>>>
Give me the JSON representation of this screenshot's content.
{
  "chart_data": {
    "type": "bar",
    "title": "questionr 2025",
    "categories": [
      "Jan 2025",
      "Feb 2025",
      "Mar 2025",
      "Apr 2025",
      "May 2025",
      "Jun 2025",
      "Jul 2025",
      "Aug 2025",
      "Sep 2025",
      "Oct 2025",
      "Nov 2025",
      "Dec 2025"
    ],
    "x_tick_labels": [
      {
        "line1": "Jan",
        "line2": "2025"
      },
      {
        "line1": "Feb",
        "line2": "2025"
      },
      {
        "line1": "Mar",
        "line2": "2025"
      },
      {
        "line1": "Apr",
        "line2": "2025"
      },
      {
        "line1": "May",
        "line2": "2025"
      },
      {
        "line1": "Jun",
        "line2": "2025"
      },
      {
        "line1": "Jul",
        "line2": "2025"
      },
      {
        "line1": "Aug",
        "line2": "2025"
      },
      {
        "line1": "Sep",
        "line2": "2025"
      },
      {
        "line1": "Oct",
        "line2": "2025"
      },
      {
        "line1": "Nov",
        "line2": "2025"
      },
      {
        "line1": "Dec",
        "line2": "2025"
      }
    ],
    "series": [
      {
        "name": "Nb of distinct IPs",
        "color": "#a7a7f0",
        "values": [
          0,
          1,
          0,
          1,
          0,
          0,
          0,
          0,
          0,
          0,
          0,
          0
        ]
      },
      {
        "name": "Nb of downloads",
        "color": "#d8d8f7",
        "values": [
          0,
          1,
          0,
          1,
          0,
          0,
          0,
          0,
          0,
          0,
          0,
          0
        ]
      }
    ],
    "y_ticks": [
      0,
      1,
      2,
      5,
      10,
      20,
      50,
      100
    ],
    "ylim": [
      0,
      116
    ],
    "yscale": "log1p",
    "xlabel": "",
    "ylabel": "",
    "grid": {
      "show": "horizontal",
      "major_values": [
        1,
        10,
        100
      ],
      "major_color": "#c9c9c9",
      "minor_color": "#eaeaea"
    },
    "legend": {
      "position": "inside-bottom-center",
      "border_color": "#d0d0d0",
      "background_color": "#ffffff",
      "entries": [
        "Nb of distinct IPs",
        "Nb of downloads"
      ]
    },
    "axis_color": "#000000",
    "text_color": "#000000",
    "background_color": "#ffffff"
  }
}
<<<
* [What is required]: Identify the lines of the data that contain the word "name". Copy each of them.

* [Response to this task]:
        "name": "Nb of distinct IPs",
        "name": "Nb of downloads",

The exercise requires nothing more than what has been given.